[GIVEN PROBLEM] All lines in the data bearing the string "Freddie" should be identified and copied.

··· MATERIAL FOR THIS TASK ···

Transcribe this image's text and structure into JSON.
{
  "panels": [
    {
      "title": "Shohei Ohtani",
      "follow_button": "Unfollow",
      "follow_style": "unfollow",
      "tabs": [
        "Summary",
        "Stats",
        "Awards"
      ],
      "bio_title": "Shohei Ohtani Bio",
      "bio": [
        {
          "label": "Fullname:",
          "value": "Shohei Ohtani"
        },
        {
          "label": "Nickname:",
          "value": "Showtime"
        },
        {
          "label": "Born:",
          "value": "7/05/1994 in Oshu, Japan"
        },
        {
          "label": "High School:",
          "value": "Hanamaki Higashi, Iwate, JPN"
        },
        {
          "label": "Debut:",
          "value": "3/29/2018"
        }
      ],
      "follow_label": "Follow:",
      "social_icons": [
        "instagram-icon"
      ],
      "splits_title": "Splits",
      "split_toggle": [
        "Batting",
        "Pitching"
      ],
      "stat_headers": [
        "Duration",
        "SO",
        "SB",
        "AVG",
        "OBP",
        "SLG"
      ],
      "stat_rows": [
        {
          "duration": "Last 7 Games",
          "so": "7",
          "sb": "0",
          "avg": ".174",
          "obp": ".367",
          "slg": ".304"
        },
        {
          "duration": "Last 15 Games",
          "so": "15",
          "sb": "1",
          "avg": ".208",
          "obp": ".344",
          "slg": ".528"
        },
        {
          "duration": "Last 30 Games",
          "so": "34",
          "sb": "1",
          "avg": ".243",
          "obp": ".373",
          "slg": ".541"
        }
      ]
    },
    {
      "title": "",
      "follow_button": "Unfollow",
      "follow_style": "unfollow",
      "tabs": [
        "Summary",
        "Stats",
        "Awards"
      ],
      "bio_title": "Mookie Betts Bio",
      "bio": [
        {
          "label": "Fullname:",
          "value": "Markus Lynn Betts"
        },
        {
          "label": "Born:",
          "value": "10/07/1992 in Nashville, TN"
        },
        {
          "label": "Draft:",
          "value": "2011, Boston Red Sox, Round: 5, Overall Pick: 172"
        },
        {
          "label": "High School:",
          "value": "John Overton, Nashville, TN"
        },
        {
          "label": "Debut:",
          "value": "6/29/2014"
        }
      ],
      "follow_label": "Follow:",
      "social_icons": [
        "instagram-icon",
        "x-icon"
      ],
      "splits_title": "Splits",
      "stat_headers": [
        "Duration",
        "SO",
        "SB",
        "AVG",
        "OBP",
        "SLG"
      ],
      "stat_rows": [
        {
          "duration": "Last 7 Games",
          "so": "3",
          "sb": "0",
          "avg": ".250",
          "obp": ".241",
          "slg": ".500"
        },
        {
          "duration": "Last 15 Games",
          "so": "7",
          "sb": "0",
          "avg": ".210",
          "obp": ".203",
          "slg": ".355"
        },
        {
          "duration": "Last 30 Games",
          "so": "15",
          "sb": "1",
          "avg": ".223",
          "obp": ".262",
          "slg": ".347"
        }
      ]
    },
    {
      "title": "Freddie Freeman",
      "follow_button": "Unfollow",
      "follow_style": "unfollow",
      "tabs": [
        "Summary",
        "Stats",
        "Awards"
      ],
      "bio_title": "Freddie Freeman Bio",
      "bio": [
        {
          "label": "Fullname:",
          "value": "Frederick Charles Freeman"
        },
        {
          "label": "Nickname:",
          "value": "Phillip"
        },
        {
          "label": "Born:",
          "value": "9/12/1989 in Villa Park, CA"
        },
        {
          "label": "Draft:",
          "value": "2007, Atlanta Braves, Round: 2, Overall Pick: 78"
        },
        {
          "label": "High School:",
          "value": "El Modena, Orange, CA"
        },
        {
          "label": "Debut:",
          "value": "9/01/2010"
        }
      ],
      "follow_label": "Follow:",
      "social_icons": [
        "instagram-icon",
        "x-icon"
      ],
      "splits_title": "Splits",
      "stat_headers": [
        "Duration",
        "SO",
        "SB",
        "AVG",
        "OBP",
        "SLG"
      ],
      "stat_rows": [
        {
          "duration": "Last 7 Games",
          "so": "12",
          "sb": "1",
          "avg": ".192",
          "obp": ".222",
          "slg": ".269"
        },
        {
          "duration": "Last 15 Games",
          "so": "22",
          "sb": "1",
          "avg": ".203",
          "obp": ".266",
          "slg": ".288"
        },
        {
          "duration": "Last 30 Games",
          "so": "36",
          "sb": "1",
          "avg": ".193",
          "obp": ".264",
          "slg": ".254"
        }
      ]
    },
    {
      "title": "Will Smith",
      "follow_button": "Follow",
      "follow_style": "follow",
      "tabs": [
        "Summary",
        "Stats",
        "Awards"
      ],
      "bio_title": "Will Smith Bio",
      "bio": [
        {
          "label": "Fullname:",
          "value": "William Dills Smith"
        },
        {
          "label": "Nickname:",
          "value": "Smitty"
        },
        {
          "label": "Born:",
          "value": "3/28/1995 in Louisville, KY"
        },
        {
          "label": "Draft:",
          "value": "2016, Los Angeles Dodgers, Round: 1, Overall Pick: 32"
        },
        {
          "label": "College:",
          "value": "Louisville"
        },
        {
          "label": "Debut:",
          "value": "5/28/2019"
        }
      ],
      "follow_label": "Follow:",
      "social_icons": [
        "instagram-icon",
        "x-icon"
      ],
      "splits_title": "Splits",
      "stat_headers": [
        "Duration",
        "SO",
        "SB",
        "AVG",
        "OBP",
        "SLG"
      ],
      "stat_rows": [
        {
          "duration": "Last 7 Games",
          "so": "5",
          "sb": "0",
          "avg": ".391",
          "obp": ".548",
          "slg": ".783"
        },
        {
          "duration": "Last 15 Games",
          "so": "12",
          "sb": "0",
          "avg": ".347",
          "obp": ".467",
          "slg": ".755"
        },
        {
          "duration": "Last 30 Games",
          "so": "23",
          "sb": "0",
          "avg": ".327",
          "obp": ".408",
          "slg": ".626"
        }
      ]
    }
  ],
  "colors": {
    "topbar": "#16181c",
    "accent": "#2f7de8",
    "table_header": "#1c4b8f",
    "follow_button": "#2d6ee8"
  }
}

···

[OUTPUT OF THE TASK]
      "title": "Freddie Freeman",
      "bio_title": "Freddie Freeman Bio",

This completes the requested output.